**Extracted records**
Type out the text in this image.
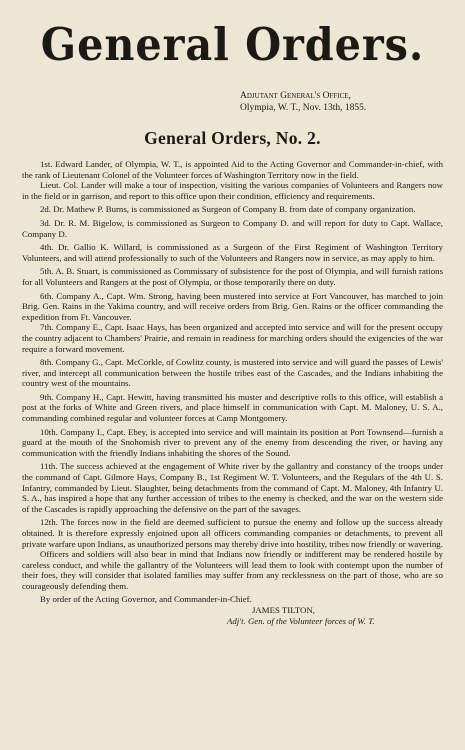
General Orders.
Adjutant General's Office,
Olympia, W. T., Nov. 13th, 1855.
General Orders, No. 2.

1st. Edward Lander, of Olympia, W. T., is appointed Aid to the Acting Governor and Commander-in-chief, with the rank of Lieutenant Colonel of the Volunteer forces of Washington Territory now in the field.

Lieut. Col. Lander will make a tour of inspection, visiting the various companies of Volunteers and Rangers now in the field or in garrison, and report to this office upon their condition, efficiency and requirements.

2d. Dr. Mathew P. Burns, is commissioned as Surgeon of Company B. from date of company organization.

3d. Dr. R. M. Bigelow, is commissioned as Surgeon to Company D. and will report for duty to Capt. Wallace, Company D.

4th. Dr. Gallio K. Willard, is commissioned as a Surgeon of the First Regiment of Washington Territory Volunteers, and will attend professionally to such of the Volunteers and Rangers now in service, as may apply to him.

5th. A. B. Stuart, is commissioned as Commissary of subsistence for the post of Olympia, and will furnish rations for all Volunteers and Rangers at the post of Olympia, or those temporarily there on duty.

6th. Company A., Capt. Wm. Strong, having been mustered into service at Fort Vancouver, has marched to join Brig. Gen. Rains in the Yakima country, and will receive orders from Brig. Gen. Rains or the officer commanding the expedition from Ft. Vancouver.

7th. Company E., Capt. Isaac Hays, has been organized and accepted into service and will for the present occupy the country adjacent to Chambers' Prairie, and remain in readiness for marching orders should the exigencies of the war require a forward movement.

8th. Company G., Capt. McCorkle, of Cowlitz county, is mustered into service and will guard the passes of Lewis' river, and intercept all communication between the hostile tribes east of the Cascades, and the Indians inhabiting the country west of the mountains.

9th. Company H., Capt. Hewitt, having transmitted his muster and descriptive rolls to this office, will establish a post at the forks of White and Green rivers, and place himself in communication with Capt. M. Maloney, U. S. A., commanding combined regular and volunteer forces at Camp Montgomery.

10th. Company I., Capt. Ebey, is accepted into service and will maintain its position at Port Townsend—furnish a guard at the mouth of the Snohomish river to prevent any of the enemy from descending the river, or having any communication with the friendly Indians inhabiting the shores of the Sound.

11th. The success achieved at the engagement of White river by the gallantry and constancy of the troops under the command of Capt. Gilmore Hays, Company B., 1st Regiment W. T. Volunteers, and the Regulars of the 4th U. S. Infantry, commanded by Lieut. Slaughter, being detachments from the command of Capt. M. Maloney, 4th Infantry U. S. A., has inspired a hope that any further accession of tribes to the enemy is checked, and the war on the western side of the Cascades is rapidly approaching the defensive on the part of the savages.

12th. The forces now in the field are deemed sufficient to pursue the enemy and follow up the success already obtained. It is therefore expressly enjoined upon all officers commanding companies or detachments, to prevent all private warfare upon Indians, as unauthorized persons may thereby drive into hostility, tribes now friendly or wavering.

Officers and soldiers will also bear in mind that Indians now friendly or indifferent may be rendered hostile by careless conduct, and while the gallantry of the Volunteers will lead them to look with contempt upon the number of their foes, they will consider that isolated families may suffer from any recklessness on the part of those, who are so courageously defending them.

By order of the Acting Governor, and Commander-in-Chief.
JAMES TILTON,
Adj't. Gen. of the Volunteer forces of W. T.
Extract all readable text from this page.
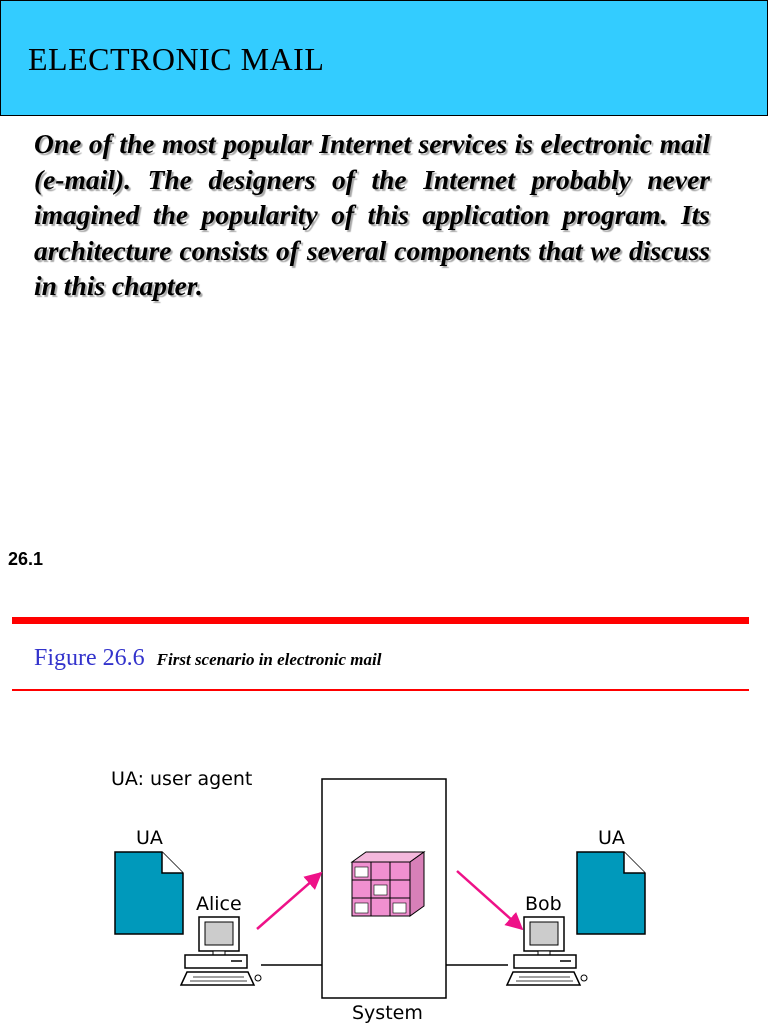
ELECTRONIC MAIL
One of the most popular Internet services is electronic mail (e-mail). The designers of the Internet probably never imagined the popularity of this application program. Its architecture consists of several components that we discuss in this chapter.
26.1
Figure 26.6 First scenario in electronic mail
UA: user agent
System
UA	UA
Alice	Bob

--

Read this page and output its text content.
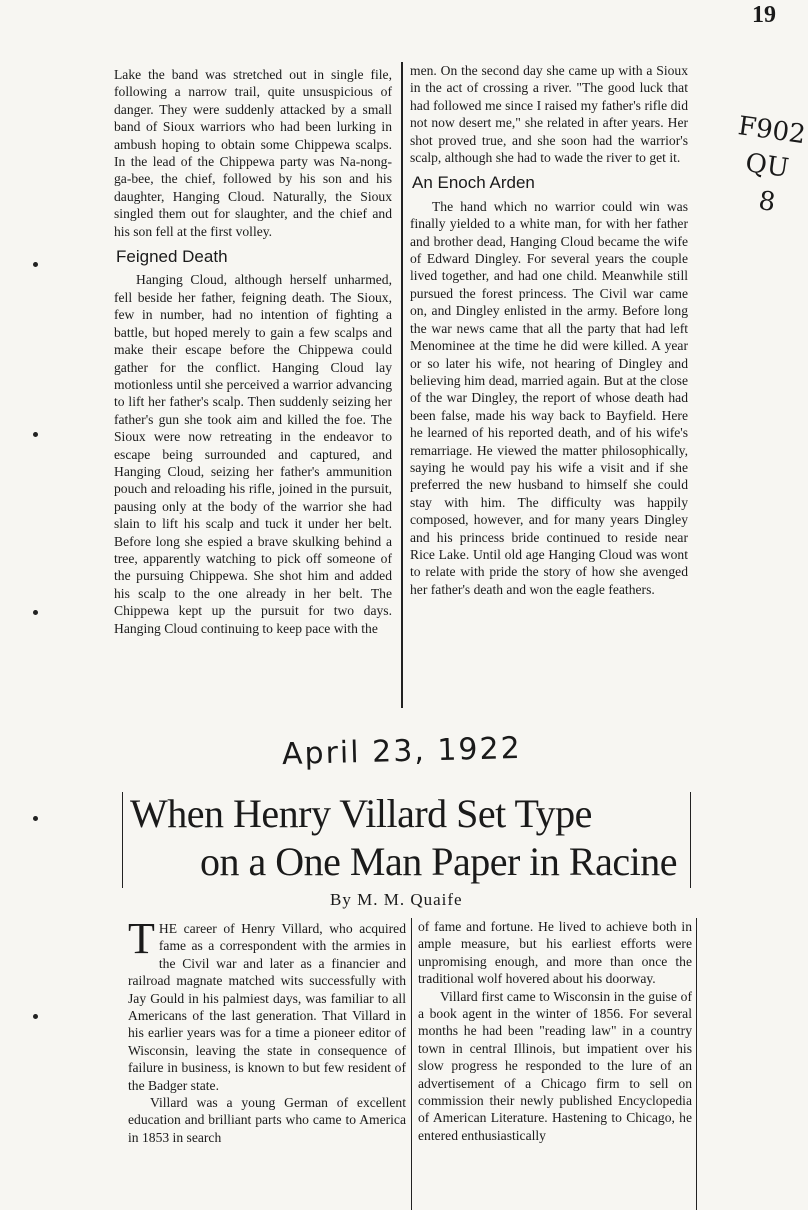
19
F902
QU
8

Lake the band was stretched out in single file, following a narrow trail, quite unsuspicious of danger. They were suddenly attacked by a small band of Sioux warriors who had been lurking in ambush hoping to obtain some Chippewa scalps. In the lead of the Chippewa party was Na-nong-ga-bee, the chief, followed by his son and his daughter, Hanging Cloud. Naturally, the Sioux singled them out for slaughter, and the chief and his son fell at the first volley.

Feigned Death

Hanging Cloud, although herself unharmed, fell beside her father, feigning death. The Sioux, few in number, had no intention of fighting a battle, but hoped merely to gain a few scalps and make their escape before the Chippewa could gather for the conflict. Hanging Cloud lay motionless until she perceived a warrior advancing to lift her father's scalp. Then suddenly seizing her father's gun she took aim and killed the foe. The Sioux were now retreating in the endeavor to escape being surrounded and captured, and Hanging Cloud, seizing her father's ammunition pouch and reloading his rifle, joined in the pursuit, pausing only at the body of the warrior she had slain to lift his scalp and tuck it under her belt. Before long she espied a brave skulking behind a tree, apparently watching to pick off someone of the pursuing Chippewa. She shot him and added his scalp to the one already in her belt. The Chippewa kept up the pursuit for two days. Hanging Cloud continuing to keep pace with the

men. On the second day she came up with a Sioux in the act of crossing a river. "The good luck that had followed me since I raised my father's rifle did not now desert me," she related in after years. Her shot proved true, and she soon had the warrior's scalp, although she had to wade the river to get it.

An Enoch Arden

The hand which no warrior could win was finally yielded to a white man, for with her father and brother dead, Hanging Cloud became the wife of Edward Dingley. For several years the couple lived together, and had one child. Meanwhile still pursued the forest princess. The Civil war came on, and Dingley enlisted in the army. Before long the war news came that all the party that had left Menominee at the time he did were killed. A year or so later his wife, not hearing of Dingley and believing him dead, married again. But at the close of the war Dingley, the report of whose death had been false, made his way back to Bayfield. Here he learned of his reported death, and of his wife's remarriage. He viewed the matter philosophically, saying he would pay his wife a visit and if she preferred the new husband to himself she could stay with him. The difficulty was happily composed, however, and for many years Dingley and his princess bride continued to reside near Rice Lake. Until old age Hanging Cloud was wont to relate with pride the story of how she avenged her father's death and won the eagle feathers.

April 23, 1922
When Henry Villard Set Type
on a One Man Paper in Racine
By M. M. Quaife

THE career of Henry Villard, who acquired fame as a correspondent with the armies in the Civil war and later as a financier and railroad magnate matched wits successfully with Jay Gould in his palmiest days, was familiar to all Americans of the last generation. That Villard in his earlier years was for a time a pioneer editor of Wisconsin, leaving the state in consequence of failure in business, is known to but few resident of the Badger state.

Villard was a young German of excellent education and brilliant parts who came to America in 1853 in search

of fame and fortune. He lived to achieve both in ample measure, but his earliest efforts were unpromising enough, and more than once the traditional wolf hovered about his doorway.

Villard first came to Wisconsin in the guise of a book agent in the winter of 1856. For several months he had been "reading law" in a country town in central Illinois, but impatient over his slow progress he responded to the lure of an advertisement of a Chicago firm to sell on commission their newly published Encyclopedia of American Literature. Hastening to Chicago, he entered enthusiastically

---

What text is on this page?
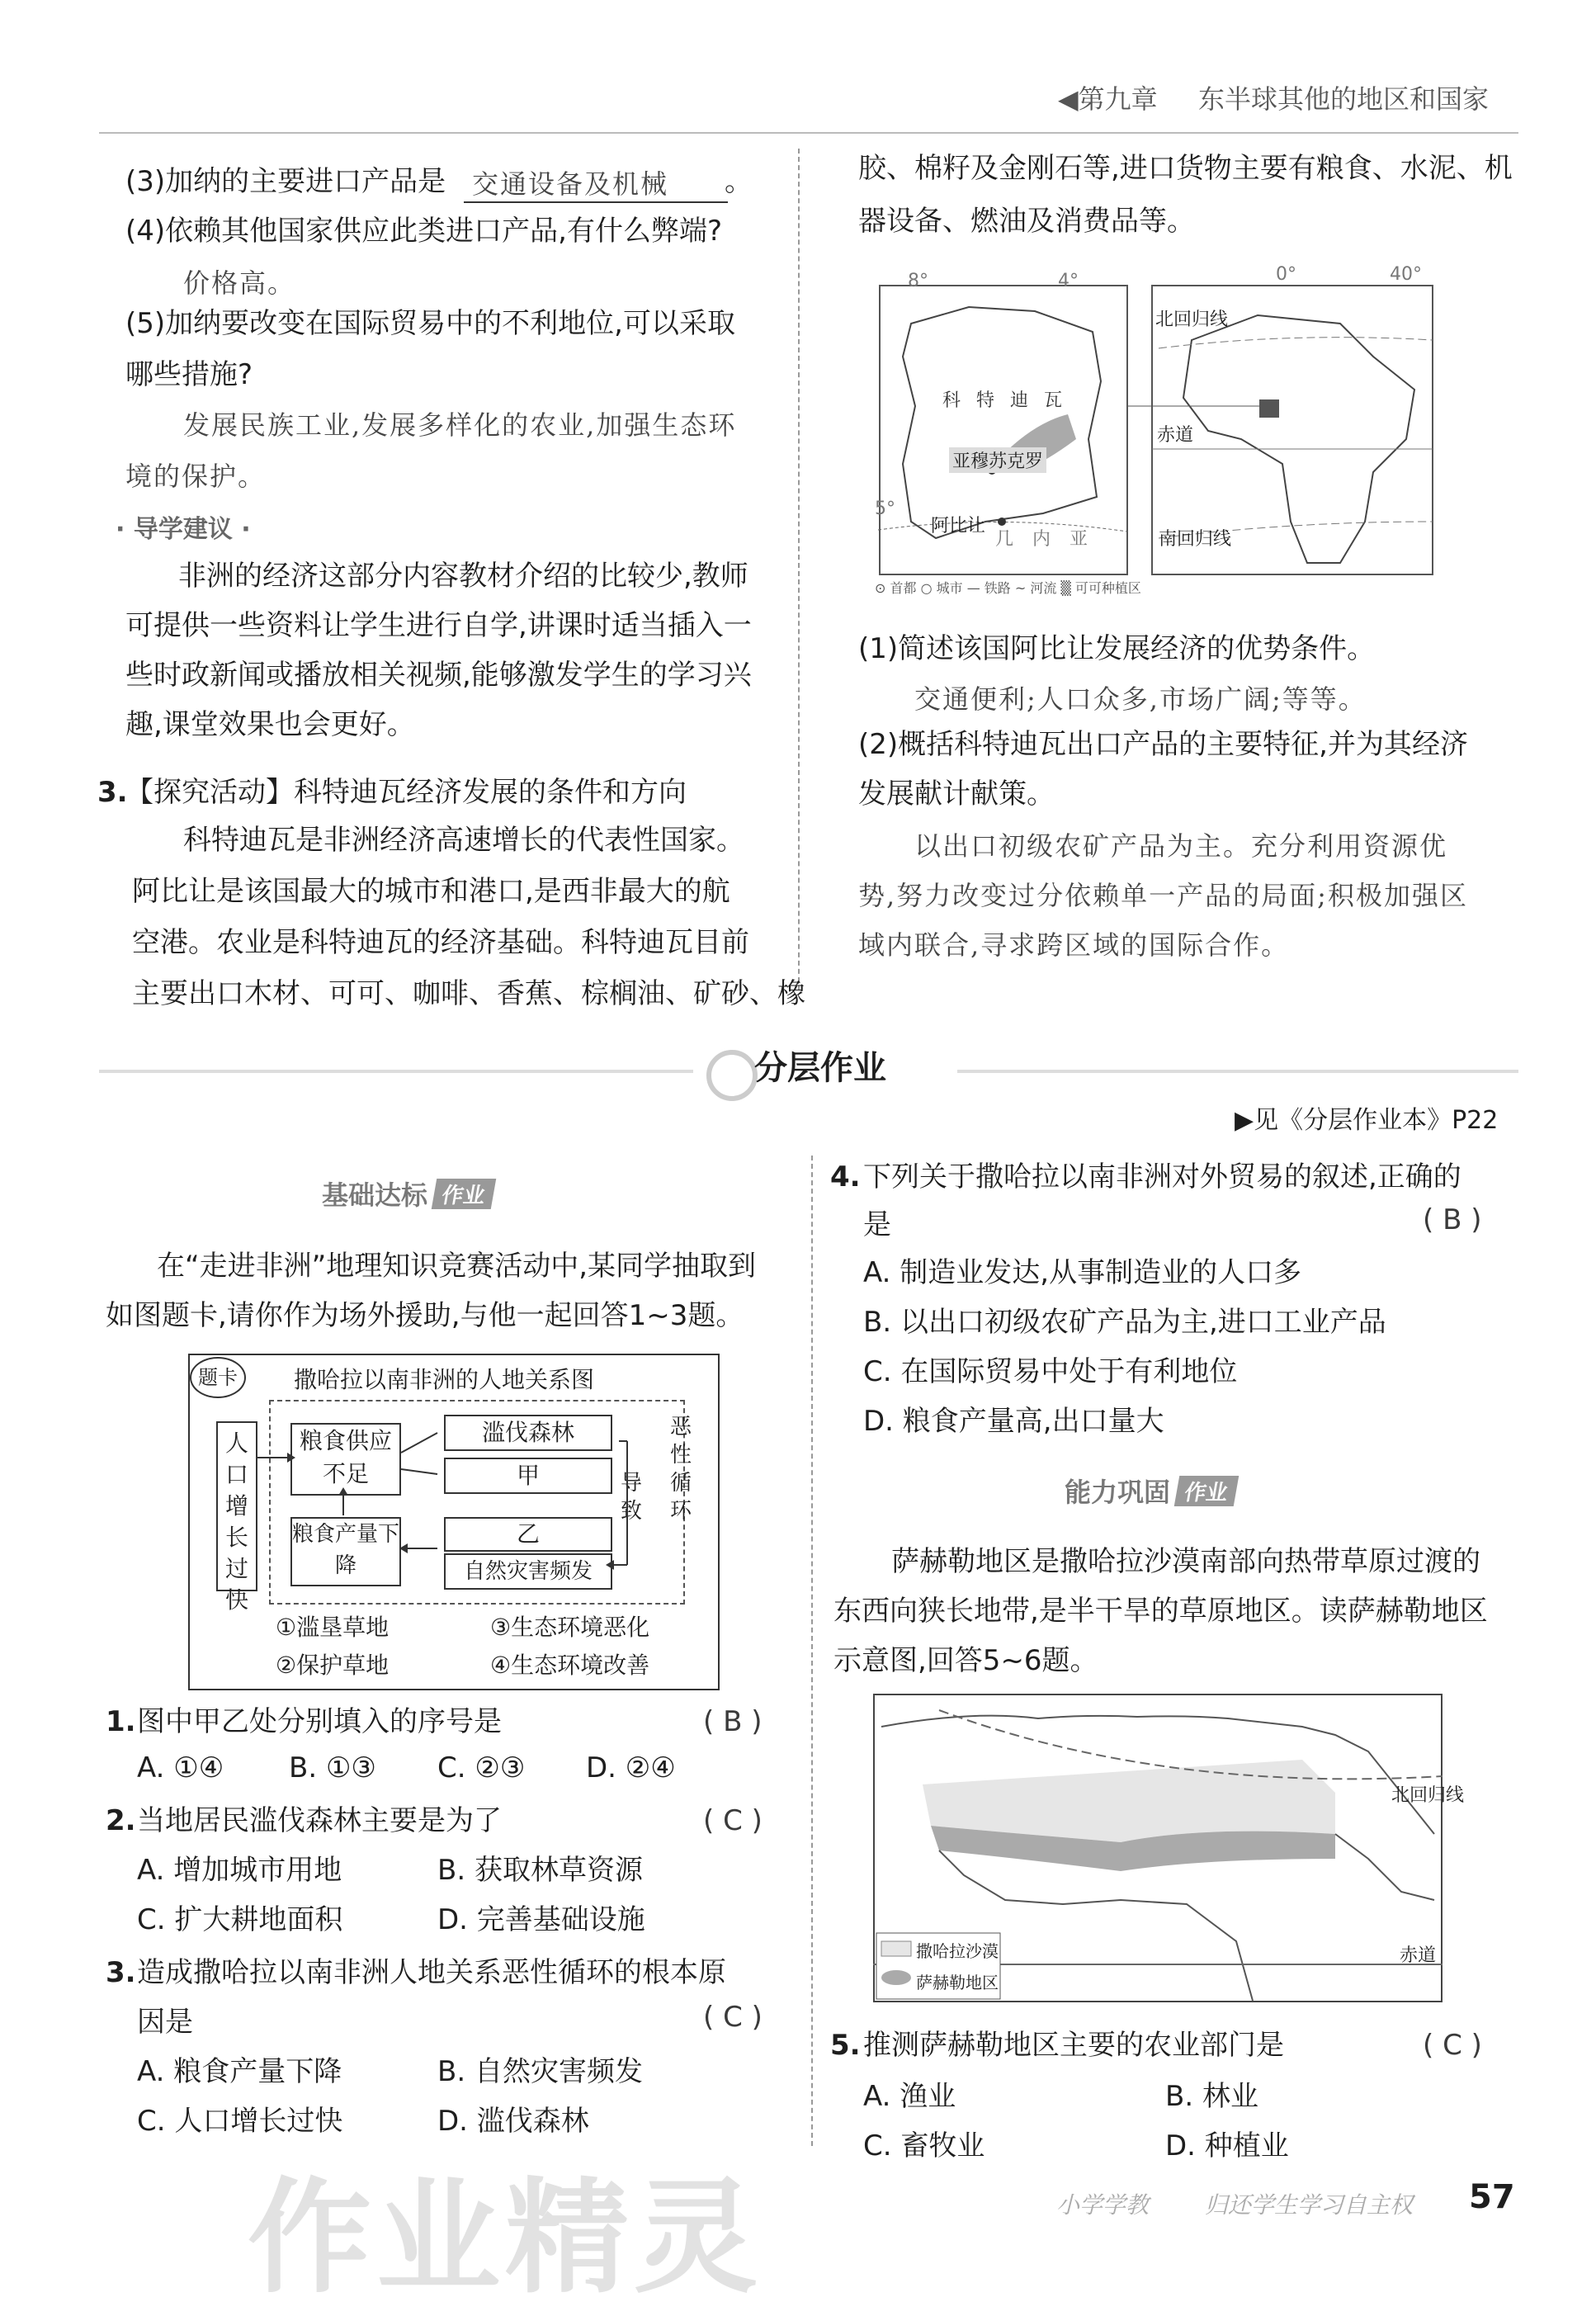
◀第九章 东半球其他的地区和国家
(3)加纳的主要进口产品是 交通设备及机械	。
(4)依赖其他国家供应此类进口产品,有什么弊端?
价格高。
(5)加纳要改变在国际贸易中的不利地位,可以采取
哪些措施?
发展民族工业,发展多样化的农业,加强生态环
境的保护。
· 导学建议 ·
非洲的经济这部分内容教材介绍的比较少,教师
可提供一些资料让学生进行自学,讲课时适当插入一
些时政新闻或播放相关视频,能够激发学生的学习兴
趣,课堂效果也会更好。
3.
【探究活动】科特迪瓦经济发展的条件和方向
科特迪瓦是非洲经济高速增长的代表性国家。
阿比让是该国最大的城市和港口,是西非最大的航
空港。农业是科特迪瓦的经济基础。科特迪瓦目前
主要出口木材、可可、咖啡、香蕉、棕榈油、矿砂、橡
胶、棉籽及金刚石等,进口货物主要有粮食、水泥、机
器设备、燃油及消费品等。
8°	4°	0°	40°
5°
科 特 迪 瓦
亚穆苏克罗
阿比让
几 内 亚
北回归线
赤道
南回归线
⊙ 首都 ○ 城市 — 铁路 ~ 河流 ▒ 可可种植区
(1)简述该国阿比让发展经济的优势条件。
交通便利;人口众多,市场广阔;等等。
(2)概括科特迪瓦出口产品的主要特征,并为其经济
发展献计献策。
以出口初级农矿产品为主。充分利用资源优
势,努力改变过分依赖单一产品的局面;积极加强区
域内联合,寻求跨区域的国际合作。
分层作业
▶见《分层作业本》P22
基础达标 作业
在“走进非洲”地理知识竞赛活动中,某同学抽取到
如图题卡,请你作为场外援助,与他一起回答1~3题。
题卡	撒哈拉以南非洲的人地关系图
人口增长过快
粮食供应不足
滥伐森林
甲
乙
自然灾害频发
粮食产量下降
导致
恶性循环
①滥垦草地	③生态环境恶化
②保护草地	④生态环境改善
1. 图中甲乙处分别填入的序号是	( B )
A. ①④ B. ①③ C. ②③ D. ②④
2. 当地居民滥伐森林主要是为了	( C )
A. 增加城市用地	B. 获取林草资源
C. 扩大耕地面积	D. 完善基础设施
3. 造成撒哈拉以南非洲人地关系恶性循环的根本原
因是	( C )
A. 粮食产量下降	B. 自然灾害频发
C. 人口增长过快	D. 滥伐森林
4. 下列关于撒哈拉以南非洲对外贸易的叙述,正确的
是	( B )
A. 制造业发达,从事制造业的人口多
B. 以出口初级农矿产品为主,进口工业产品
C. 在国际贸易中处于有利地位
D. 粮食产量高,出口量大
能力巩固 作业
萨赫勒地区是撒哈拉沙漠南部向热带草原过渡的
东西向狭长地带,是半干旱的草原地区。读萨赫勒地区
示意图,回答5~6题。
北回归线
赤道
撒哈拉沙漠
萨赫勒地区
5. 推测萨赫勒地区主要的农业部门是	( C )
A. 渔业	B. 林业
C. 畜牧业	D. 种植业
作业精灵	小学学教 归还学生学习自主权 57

**Objective**
In the records above, find each line holding "being" and copy it.

**Finished answer**
11th. The success achieved at the engagement of White river by the gallantry and constancy of the troops under the command of Capt. Gilmore Hays, Company B., 1st Regiment W. T. Volunteers, and the Regulars of the 4th U. S. Infantry, commanded by Lieut. Slaughter, being detachments from the command of Capt. M. Maloney, 4th Infantry U. S. A., has inspired a hope that any further accession of tribes to the enemy is checked, and the war on the western side of the Cascades is rapidly approaching the defensive on the part of the savages.
Hanging Cloud, although herself unharmed, fell beside her father, feigning death. The Sioux, few in number, had no intention of fighting a battle, but hoped merely to gain a few scalps and make their escape before the Chippewa could gather for the conflict. Hanging Cloud lay motionless until she perceived a warrior advancing to lift her father's scalp. Then suddenly seizing her father's gun she took aim and killed the foe. The Sioux were now retreating in the endeavor to escape being surrounded and captured, and Hanging Cloud, seizing her father's ammunition pouch and reloading his rifle, joined in the pursuit, pausing only at the body of the warrior she had slain to lift his scalp and tuck it under her belt. Before long she espied a brave skulking behind a tree, apparently watching to pick off someone of the pursuing Chippewa. She shot him and added his scalp to the one already in her belt. The Chippewa kept up the pursuit for two days. Hanging Cloud continuing to keep pace with the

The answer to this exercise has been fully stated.